◆ REQUIREMENTS
Collect every line that includes the string "close".

Excerpts from a figure dataset:
* START *

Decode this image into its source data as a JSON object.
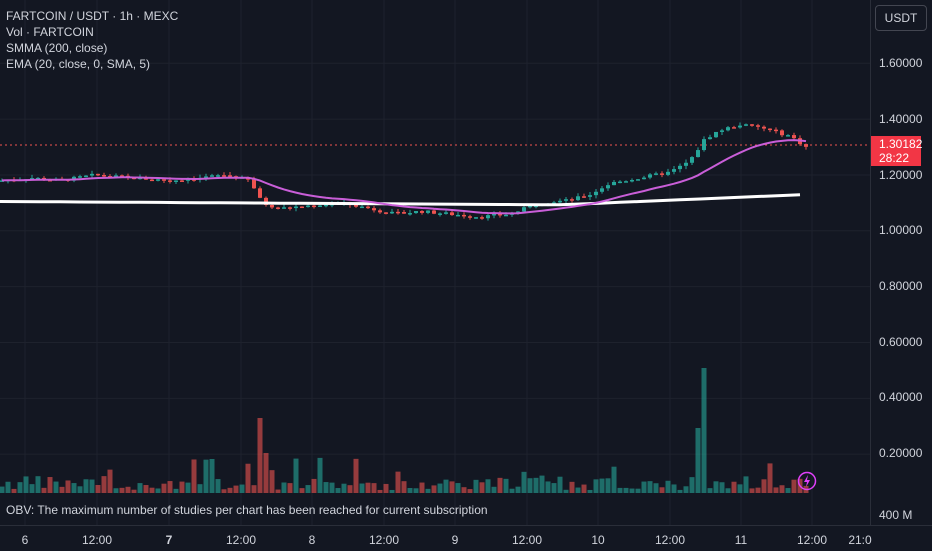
{
  "legend": {
    "symbol_line": "FARTCOIN / USDT · 1h · MEXC",
    "volume": "Vol · FARTCOIN",
    "smma": "SMMA (200, close)",
    "ema": "EMA (20, close, 0, SMA, 5)"
  },
  "price_scale": {
    "currency": "USDT",
    "labels": [
      "1.60000",
      "1.40000",
      "1.20000",
      "1.00000",
      "0.80000",
      "0.60000",
      "0.40000",
      "0.20000"
    ],
    "current_price": "1.30182",
    "countdown": "28:22",
    "volume_label": "400 M"
  },
  "time_axis": {
    "labels": [
      "6",
      "12:00",
      "7",
      "12:00",
      "8",
      "12:00",
      "9",
      "12:00",
      "10",
      "12:00",
      "11",
      "12:00",
      "21:0"
    ]
  },
  "obv_message": "OBV: The maximum number of studies per chart has been reached for current subscription",
  "colors": {
    "up": "#26a69a",
    "down": "#ef5350",
    "ema": "#c95ed8",
    "smma": "#ffffff",
    "bg": "#131722"
  },
  "chart_data": {
    "type": "candlestick",
    "price_range": [
      0.0,
      1.8
    ],
    "current_price": 1.30182,
    "smma_anchor": [
      1.085,
      1.13
    ],
    "series_keypoints": [
      [
        0,
        1.18
      ],
      [
        30,
        1.19
      ],
      [
        60,
        1.18
      ],
      [
        95,
        1.2
      ],
      [
        130,
        1.19
      ],
      [
        170,
        1.18
      ],
      [
        200,
        1.19
      ],
      [
        225,
        1.2
      ],
      [
        250,
        1.18
      ],
      [
        262,
        1.1
      ],
      [
        280,
        1.08
      ],
      [
        310,
        1.09
      ],
      [
        340,
        1.1
      ],
      [
        370,
        1.08
      ],
      [
        395,
        1.06
      ],
      [
        420,
        1.07
      ],
      [
        450,
        1.06
      ],
      [
        480,
        1.05
      ],
      [
        510,
        1.06
      ],
      [
        540,
        1.1
      ],
      [
        570,
        1.11
      ],
      [
        590,
        1.13
      ],
      [
        610,
        1.17
      ],
      [
        640,
        1.19
      ],
      [
        670,
        1.21
      ],
      [
        690,
        1.25
      ],
      [
        705,
        1.33
      ],
      [
        720,
        1.36
      ],
      [
        740,
        1.38
      ],
      [
        760,
        1.37
      ],
      [
        790,
        1.34
      ],
      [
        806,
        1.3
      ]
    ]
  }
}
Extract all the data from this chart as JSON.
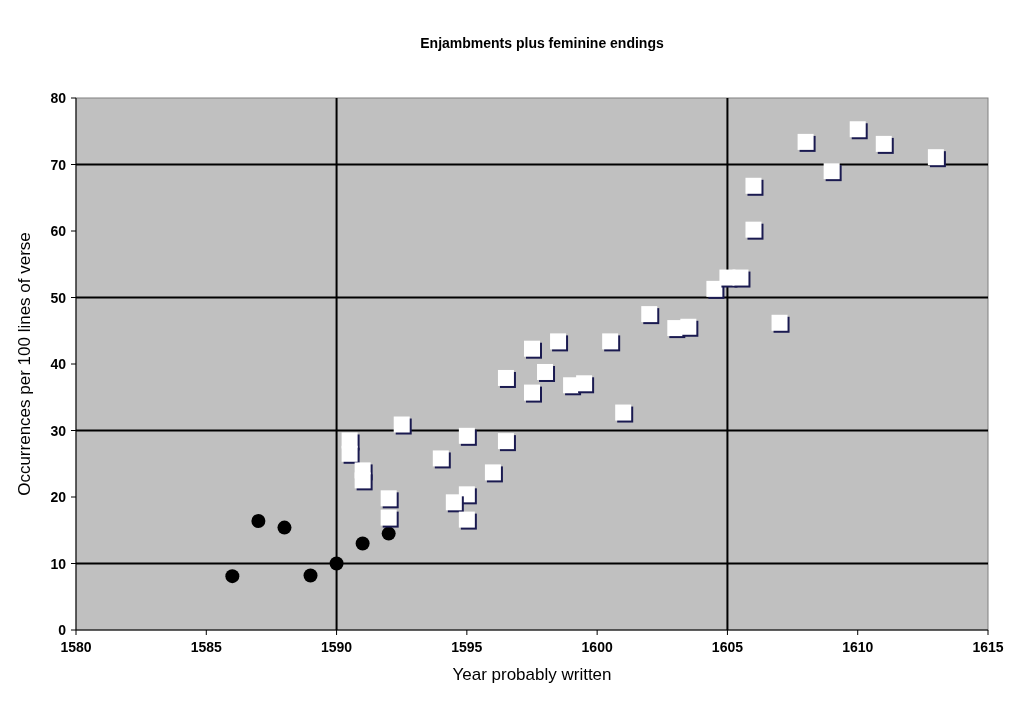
{
  "chart_data": {
    "type": "scatter",
    "title": "Enjambments plus feminine endings",
    "xlabel": "Year probably written",
    "ylabel": "Occurrences per 100 lines of verse",
    "xlim": [
      1580,
      1615
    ],
    "xticks": [
      1580,
      1585,
      1590,
      1595,
      1600,
      1605,
      1610,
      1615
    ],
    "ylim": [
      0,
      80
    ],
    "yticks": [
      0,
      10,
      20,
      30,
      40,
      50,
      60,
      70,
      80
    ],
    "grid": false,
    "ref_lines": [
      {
        "axis": "x",
        "value": 1590,
        "color": "#000000"
      },
      {
        "axis": "x",
        "value": 1605,
        "color": "#000000"
      },
      {
        "axis": "y",
        "value": 10,
        "color": "#000000"
      },
      {
        "axis": "y",
        "value": 30,
        "color": "#000000"
      },
      {
        "axis": "y",
        "value": 50,
        "color": "#000000"
      },
      {
        "axis": "y",
        "value": 70,
        "color": "#000000"
      }
    ],
    "series": [
      {
        "color": "#000000",
        "marker": "circle",
        "x": [
          1586,
          1587,
          1588,
          1589,
          1590,
          1591,
          1592
        ],
        "values": [
          8.1,
          16.4,
          15.4,
          8.2,
          10,
          13,
          14.5
        ]
      },
      {
        "color": "#ffffff",
        "marker": "square",
        "x": [
          1590.5,
          1590.5,
          1591,
          1591,
          1592.5,
          1592,
          1592,
          1594,
          1595,
          1596,
          1595,
          1594.5,
          1595,
          1596.5,
          1597.5,
          1598.5,
          1600.5,
          1596.5,
          1598,
          1597.5,
          1599,
          1599.5,
          1601,
          1602,
          1603,
          1603.5,
          1604.5,
          1605,
          1605.5,
          1607,
          1606,
          1606,
          1608,
          1609,
          1610,
          1611,
          1613
        ],
        "values": [
          28.5,
          26.5,
          24,
          22.5,
          30.9,
          19.8,
          16.9,
          25.8,
          29.2,
          23.7,
          20.4,
          19.2,
          16.6,
          28.4,
          42.3,
          43.4,
          43.4,
          37.9,
          38.8,
          35.7,
          36.8,
          37.1,
          32.7,
          47.5,
          45.4,
          45.6,
          51.3,
          53,
          53,
          46.2,
          60.2,
          66.8,
          73.4,
          69,
          75.3,
          73.1,
          71.1
        ]
      }
    ]
  }
}
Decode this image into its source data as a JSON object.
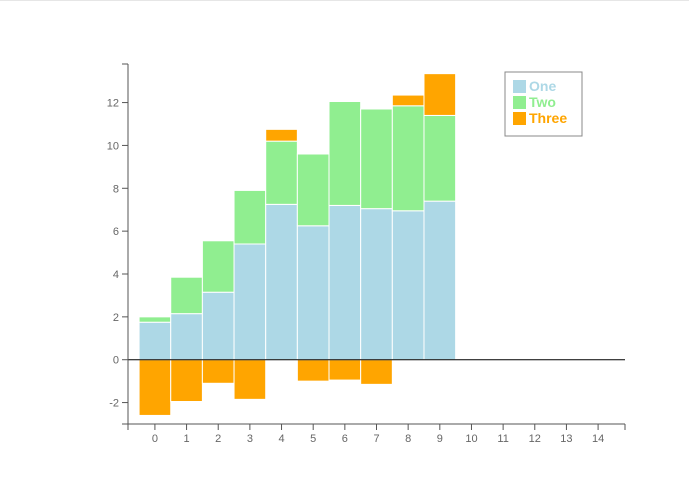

* END *

◆ SOLUTION BELOW
    "smma": "SMMA (200, close)",
    "ema": "EMA (20, close, 0, SMA, 5)"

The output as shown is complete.